◆ Instructions to follow ◆
The records below must be retyped exactly.

◆ Extracted information ◆
# # # #

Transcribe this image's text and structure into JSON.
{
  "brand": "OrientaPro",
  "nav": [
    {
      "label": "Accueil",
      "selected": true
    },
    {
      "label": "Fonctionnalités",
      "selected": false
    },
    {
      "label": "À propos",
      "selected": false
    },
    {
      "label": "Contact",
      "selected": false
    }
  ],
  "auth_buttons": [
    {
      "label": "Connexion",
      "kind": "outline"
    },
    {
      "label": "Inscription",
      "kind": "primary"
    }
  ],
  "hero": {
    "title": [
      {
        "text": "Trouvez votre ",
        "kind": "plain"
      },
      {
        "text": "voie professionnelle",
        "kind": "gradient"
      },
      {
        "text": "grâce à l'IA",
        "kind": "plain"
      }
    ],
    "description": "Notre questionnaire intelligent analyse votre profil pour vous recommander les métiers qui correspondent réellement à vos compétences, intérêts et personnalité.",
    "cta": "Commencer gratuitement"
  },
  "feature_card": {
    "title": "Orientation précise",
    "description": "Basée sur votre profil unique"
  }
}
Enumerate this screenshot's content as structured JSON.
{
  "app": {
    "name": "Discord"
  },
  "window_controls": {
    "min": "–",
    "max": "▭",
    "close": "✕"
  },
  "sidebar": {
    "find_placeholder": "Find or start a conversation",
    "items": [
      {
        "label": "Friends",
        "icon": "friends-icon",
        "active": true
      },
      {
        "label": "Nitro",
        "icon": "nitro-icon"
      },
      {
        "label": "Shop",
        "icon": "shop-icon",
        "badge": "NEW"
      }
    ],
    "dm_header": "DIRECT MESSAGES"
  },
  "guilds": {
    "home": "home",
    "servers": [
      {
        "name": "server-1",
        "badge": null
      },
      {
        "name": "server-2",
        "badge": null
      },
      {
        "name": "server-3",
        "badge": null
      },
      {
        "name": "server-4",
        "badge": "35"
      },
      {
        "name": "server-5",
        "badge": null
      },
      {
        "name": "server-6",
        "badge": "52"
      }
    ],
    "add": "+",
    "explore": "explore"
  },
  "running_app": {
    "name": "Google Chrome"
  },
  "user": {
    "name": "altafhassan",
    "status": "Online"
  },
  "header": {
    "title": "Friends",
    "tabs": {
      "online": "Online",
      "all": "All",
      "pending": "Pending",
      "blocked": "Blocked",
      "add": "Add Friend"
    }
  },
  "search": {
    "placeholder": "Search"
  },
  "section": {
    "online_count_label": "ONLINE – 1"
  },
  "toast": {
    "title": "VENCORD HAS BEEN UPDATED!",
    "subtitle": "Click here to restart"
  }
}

# # # #

◆ Correct response ◆
Transcribe this image's text and structure into JSON.
{
  "brand": "OrientaPro",
  "nav": [
    {
      "label": "Accueil",
      "selected": true
    },
    {
      "label": "Fonctionnalités",
      "selected": false
    },
    {
      "label": "À propos",
      "selected": false
    },
    {
      "label": "Contact",
      "selected": false
    }
  ],
  "auth_buttons": [
    {
      "label": "Connexion",
      "kind": "outline"
    },
    {
      "label": "Inscription",
      "kind": "primary"
    }
  ],
  "hero": {
    "title": [
      {
        "text": "Trouvez votre ",
        "kind": "plain"
      },
      {
        "text": "voie professionnelle",
        "kind": "gradient"
      },
      {
        "text": "grâce à l'IA",
        "kind": "plain"
      }
    ],
    "description": "Notre questionnaire intelligent analyse votre profil pour vous recommander les métiers qui correspondent réellement à vos compétences, intérêts et personnalité.",
    "cta": "Commencer gratuitement"
  },
  "feature_card": {
    "title": "Orientation précise",
    "description": "Basée sur votre profil unique"
  }
}
Enumerate this screenshot's content as structured JSON.
{
  "app": {
    "name": "Discord"
  },
  "window_controls": {
    "min": "–",
    "max": "▭",
    "close": "✕"
  },
  "sidebar": {
    "find_placeholder": "Find or start a conversation",
    "items": [
      {
        "label": "Friends",
        "icon": "friends-icon",
        "active": true
      },
      {
        "label": "Nitro",
        "icon": "nitro-icon"
      },
      {
        "label": "Shop",
        "icon": "shop-icon",
        "badge": "NEW"
      }
    ],
    "dm_header": "DIRECT MESSAGES"
  },
  "guilds": {
    "home": "home",
    "servers": [
      {
        "name": "server-1",
        "badge": null
      },
      {
        "name": "server-2",
        "badge": null
      },
      {
        "name": "server-3",
        "badge": null
      },
      {
        "name": "server-4",
        "badge": "35"
      },
      {
        "name": "server-5",
        "badge": null
      },
      {
        "name": "server-6",
        "badge": "52"
      }
    ],
    "add": "+",
    "explore": "explore"
  },
  "running_app": {
    "name": "Google Chrome"
  },
  "user": {
    "name": "altafhassan",
    "status": "Online"
  },
  "header": {
    "title": "Friends",
    "tabs": {
      "online": "Online",
      "all": "All",
      "pending": "Pending",
      "blocked": "Blocked",
      "add": "Add Friend"
    }
  },
  "search": {
    "placeholder": "Search"
  },
  "section": {
    "online_count_label": "ONLINE – 1"
  },
  "toast": {
    "title": "VENCORD HAS BEEN UPDATED!",
    "subtitle": "Click here to restart"
  }
}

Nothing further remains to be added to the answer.